Recorded data:

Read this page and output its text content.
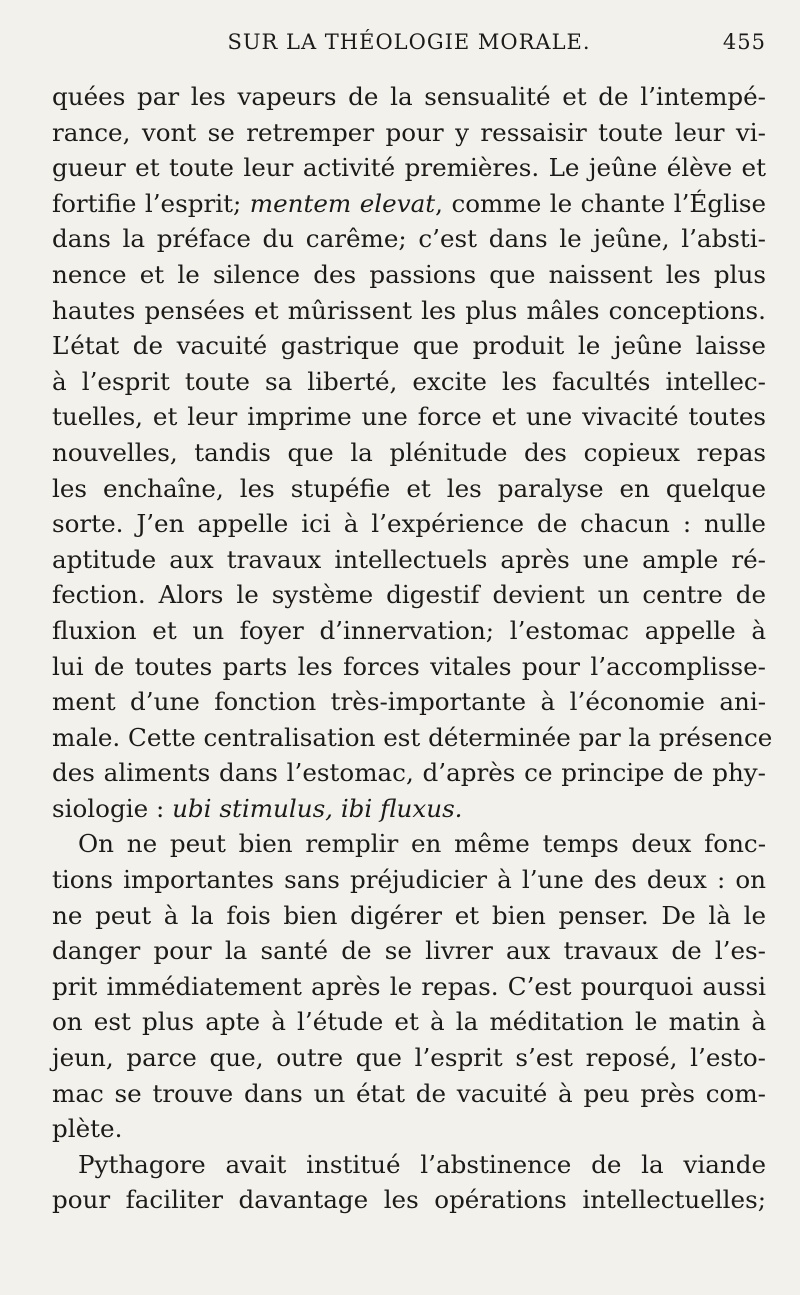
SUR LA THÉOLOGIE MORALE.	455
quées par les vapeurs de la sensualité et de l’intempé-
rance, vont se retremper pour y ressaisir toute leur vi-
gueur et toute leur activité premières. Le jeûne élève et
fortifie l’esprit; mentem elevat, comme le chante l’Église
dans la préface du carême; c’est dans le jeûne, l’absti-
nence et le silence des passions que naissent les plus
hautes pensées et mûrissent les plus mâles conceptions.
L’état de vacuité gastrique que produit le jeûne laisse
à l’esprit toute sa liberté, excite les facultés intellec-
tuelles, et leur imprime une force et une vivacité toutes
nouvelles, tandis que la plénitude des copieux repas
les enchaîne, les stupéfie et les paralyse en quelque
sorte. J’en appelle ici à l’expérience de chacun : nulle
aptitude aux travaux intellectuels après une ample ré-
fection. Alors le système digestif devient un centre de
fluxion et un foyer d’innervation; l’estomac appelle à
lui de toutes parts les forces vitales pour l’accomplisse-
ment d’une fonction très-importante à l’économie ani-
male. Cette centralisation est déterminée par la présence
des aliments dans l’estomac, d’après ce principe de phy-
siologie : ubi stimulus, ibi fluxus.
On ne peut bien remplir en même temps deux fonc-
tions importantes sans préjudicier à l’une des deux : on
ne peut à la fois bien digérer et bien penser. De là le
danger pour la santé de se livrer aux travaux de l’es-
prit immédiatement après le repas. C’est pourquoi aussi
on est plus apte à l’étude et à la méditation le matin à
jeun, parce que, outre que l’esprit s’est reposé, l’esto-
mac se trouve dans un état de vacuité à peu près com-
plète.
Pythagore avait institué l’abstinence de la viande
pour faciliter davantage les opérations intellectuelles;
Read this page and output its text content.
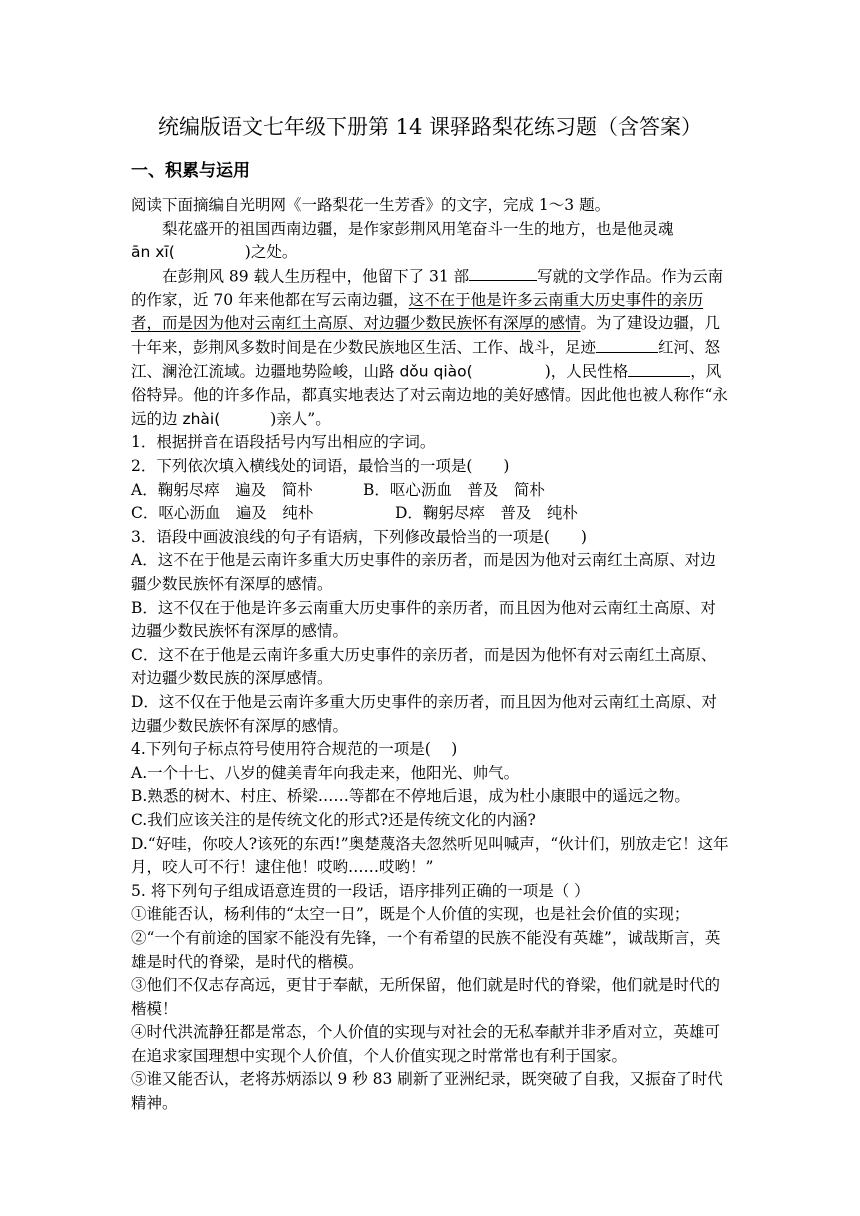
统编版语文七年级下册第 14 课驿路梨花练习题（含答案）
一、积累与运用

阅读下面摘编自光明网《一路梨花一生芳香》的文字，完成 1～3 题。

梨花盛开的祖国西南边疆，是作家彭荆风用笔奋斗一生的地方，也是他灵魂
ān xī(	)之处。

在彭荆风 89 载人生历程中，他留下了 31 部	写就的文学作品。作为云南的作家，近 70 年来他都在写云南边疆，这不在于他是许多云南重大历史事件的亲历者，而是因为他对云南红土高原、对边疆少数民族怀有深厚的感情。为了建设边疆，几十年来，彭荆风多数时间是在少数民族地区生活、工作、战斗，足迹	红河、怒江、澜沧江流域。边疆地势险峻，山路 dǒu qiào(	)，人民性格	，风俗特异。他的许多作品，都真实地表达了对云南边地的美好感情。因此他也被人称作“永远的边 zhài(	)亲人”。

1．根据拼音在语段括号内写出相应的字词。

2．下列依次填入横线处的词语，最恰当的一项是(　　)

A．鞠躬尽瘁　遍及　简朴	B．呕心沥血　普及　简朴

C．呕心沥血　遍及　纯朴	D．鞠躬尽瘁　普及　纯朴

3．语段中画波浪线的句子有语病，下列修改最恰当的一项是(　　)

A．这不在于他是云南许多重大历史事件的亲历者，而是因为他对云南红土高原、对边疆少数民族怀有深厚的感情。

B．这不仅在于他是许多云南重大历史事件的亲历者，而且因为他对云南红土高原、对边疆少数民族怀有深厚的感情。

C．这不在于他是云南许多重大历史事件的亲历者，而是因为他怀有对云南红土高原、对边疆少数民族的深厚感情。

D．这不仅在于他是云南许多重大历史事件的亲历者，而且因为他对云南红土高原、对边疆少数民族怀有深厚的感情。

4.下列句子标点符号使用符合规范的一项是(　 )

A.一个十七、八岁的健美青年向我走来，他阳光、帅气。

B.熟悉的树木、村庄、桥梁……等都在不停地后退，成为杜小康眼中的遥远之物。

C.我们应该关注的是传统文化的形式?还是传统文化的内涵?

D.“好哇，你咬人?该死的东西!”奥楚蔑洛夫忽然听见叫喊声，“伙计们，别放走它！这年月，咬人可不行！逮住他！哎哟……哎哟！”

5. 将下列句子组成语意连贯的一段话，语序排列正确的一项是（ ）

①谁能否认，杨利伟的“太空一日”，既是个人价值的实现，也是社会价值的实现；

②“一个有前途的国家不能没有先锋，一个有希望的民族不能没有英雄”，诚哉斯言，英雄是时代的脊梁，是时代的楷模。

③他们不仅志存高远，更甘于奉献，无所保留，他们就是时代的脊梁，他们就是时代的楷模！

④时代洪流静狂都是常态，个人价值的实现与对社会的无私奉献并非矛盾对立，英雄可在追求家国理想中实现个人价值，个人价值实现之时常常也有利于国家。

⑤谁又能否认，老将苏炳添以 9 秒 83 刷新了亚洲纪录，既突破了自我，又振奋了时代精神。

■ Exercise objective
Give back each entry exactly as it appears, with no pictures.

■ Expected output
Read this page and output its text content.
SUR LA THÉOLOGIE MORALE.	455
quées par les vapeurs de la sensualité et de l’intempé-
rance, vont se retremper pour y ressaisir toute leur vi-
gueur et toute leur activité premières. Le jeûne élève et
fortifie l’esprit; mentem elevat, comme le chante l’Église
dans la préface du carême; c’est dans le jeûne, l’absti-
nence et le silence des passions que naissent les plus
hautes pensées et mûrissent les plus mâles conceptions.
L’état de vacuité gastrique que produit le jeûne laisse
à l’esprit toute sa liberté, excite les facultés intellec-
tuelles, et leur imprime une force et une vivacité toutes
nouvelles, tandis que la plénitude des copieux repas
les enchaîne, les stupéfie et les paralyse en quelque
sorte. J’en appelle ici à l’expérience de chacun : nulle
aptitude aux travaux intellectuels après une ample ré-
fection. Alors le système digestif devient un centre de
fluxion et un foyer d’innervation; l’estomac appelle à
lui de toutes parts les forces vitales pour l’accomplisse-
ment d’une fonction très-importante à l’économie ani-
male. Cette centralisation est déterminée par la présence
des aliments dans l’estomac, d’après ce principe de phy-
siologie : ubi stimulus, ibi fluxus.
On ne peut bien remplir en même temps deux fonc-
tions importantes sans préjudicier à l’une des deux : on
ne peut à la fois bien digérer et bien penser. De là le
danger pour la santé de se livrer aux travaux de l’es-
prit immédiatement après le repas. C’est pourquoi aussi
on est plus apte à l’étude et à la méditation le matin à
jeun, parce que, outre que l’esprit s’est reposé, l’esto-
mac se trouve dans un état de vacuité à peu près com-
plète.
Pythagore avait institué l’abstinence de la viande
pour faciliter davantage les opérations intellectuelles;
Read this page and output its text content.
统编版语文七年级下册第 14 课驿路梨花练习题（含答案）
一、积累与运用

阅读下面摘编自光明网《一路梨花一生芳香》的文字，完成 1～3 题。

梨花盛开的祖国西南边疆，是作家彭荆风用笔奋斗一生的地方，也是他灵魂
ān xī(	)之处。

在彭荆风 89 载人生历程中，他留下了 31 部	写就的文学作品。作为云南的作家，近 70 年来他都在写云南边疆，这不在于他是许多云南重大历史事件的亲历者，而是因为他对云南红土高原、对边疆少数民族怀有深厚的感情。为了建设边疆，几十年来，彭荆风多数时间是在少数民族地区生活、工作、战斗，足迹	红河、怒江、澜沧江流域。边疆地势险峻，山路 dǒu qiào(	)，人民性格	，风俗特异。他的许多作品，都真实地表达了对云南边地的美好感情。因此他也被人称作“永远的边 zhài(	)亲人”。

1．根据拼音在语段括号内写出相应的字词。

2．下列依次填入横线处的词语，最恰当的一项是(　　)

A．鞠躬尽瘁　遍及　简朴	B．呕心沥血　普及　简朴

C．呕心沥血　遍及　纯朴	D．鞠躬尽瘁　普及　纯朴

3．语段中画波浪线的句子有语病，下列修改最恰当的一项是(　　)

A．这不在于他是云南许多重大历史事件的亲历者，而是因为他对云南红土高原、对边疆少数民族怀有深厚的感情。

B．这不仅在于他是许多云南重大历史事件的亲历者，而且因为他对云南红土高原、对边疆少数民族怀有深厚的感情。

C．这不在于他是云南许多重大历史事件的亲历者，而是因为他怀有对云南红土高原、对边疆少数民族的深厚感情。

D．这不仅在于他是云南许多重大历史事件的亲历者，而且因为他对云南红土高原、对边疆少数民族怀有深厚的感情。

4.下列句子标点符号使用符合规范的一项是(　 )

A.一个十七、八岁的健美青年向我走来，他阳光、帅气。

B.熟悉的树木、村庄、桥梁……等都在不停地后退，成为杜小康眼中的遥远之物。

C.我们应该关注的是传统文化的形式?还是传统文化的内涵?

D.“好哇，你咬人?该死的东西!”奥楚蔑洛夫忽然听见叫喊声，“伙计们，别放走它！这年月，咬人可不行！逮住他！哎哟……哎哟！”

5. 将下列句子组成语意连贯的一段话，语序排列正确的一项是（ ）

①谁能否认，杨利伟的“太空一日”，既是个人价值的实现，也是社会价值的实现；

②“一个有前途的国家不能没有先锋，一个有希望的民族不能没有英雄”，诚哉斯言，英雄是时代的脊梁，是时代的楷模。

③他们不仅志存高远，更甘于奉献，无所保留，他们就是时代的脊梁，他们就是时代的楷模！

④时代洪流静狂都是常态，个人价值的实现与对社会的无私奉献并非矛盾对立，英雄可在追求家国理想中实现个人价值，个人价值实现之时常常也有利于国家。

⑤谁又能否认，老将苏炳添以 9 秒 83 刷新了亚洲纪录，既突破了自我，又振奋了时代精神。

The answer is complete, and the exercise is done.